— start of Source data —
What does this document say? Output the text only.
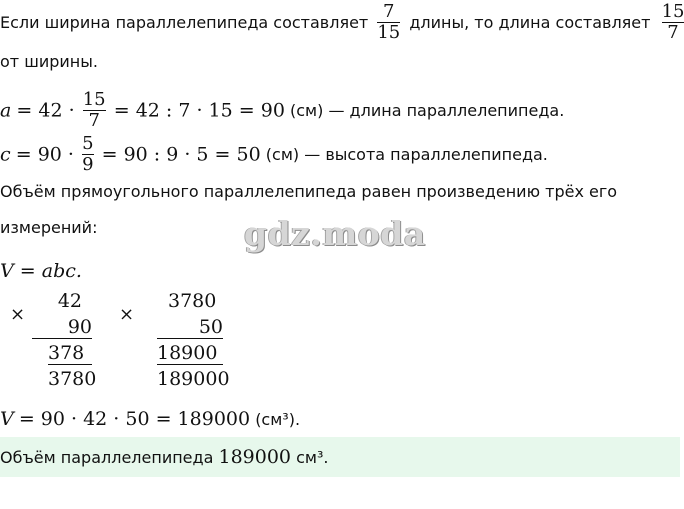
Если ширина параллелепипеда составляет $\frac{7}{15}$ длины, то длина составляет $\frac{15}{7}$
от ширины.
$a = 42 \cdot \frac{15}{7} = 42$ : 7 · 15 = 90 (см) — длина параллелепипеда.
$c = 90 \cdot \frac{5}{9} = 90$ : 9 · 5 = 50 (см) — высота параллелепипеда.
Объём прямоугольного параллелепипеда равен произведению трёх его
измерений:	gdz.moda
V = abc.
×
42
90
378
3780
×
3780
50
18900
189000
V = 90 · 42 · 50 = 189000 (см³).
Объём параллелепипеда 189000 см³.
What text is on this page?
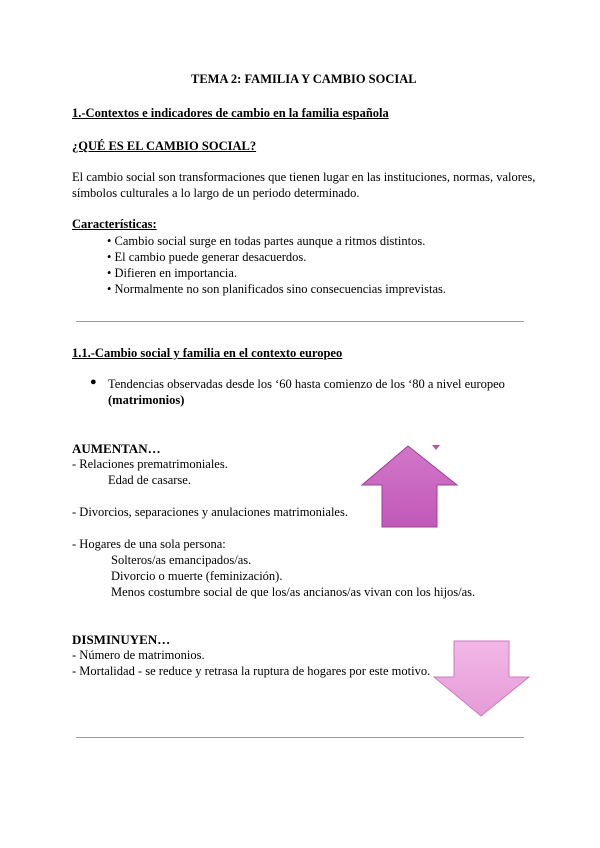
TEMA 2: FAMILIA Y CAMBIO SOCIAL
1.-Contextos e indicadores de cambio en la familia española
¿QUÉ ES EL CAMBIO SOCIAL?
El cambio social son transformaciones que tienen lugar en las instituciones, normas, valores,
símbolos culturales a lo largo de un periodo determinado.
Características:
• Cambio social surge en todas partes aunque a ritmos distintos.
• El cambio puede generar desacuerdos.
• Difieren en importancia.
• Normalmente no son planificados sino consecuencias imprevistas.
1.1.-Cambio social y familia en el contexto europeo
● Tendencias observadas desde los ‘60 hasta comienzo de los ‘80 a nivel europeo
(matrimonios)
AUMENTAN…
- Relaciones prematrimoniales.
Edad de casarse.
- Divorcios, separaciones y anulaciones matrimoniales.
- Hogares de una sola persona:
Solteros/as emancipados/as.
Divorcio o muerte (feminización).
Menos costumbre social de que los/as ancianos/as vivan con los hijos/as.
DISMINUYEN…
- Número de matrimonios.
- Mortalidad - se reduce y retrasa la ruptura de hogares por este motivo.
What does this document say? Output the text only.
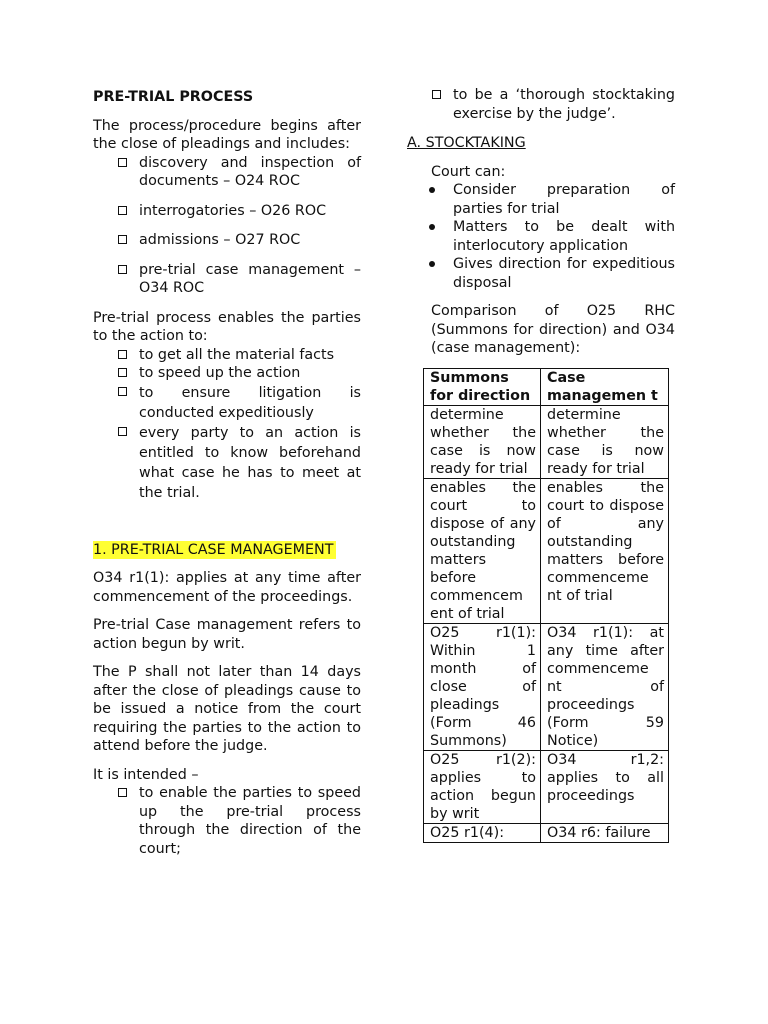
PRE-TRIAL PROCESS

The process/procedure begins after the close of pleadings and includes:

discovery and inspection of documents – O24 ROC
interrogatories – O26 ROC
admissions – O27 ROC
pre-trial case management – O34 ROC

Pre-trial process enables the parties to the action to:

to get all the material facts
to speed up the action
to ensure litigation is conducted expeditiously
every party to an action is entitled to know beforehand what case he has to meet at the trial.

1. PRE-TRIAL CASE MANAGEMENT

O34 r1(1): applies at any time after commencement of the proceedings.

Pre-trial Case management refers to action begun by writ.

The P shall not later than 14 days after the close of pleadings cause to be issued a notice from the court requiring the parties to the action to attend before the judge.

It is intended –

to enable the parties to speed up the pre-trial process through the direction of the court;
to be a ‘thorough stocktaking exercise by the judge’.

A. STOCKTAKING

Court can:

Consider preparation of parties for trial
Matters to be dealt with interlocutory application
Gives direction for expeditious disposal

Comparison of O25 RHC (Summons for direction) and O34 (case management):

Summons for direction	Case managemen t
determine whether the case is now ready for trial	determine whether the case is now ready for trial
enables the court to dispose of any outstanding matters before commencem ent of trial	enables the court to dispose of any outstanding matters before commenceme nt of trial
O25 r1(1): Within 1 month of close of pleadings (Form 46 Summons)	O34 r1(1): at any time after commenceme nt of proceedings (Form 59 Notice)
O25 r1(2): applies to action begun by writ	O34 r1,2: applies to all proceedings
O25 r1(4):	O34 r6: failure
— end of Source data —
— start of Source data —
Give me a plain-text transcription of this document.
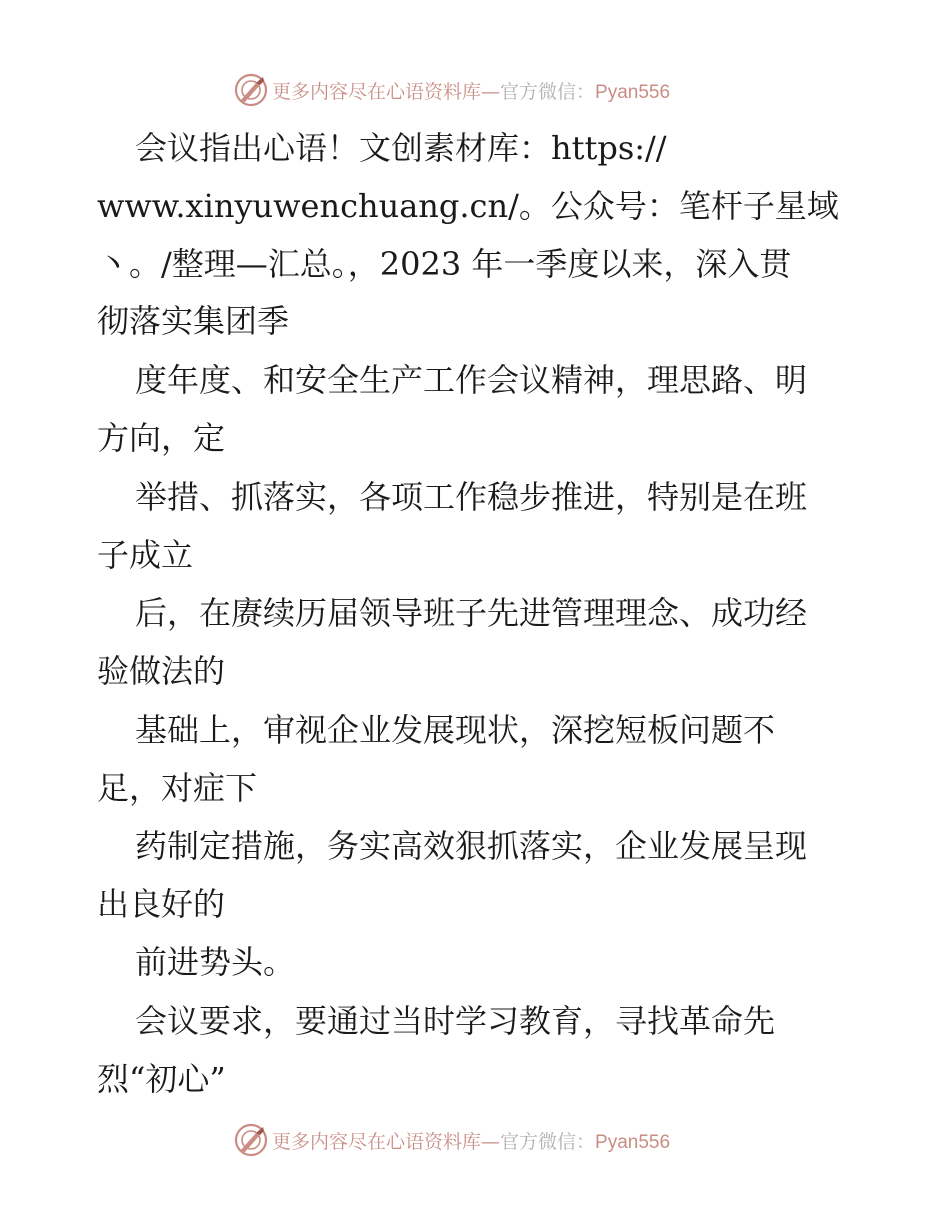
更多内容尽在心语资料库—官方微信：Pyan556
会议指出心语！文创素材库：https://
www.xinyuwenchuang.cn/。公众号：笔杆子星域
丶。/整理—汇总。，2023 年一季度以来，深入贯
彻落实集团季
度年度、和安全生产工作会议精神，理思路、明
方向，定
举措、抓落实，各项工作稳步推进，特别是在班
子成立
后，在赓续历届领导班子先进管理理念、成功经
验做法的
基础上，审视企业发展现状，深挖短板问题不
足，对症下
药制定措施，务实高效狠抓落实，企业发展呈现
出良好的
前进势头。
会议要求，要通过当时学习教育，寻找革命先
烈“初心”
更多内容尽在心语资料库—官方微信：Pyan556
— end of Source data —
— start of Source data —
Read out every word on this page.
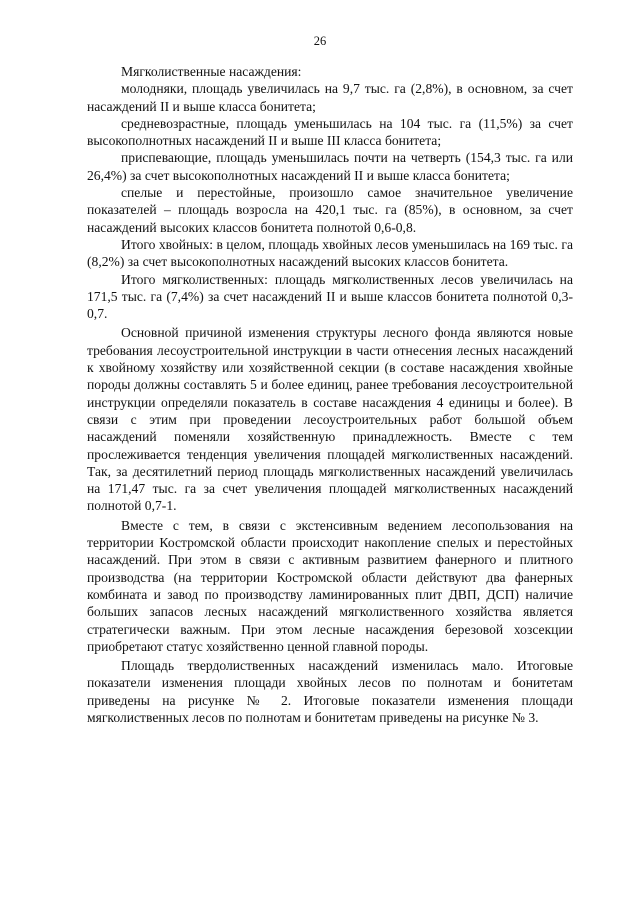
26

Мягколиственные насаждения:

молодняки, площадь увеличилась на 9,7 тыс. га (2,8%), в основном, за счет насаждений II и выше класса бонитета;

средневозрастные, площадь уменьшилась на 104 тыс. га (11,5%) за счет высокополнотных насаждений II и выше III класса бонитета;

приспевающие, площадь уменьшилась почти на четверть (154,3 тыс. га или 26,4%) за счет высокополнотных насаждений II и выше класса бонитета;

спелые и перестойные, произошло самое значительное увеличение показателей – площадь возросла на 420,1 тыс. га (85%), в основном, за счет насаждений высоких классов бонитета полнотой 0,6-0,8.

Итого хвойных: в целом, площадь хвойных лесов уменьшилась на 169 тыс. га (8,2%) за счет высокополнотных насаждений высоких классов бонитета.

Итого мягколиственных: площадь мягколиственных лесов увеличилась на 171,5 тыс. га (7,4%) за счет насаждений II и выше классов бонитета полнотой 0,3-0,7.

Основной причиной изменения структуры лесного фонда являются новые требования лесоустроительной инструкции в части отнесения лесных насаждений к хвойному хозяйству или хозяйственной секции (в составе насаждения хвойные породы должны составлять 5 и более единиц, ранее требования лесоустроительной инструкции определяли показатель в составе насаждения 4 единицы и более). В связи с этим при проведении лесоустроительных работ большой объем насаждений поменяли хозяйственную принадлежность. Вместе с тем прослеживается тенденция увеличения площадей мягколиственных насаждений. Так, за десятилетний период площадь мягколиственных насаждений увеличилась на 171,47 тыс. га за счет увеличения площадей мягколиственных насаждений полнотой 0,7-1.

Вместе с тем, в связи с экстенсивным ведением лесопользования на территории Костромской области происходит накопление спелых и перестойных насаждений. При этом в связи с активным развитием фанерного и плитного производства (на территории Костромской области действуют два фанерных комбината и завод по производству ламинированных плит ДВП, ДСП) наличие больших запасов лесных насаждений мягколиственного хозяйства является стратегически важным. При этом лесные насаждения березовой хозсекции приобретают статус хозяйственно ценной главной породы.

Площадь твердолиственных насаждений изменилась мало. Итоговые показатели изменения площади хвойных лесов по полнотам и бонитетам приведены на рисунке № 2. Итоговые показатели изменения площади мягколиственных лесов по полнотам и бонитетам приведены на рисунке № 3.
— end of Source data —
**Challenge:**
Report all lines of the data that include the word "matrimonios".

**The reply:**
(matrimonios)
- Número de matrimonios.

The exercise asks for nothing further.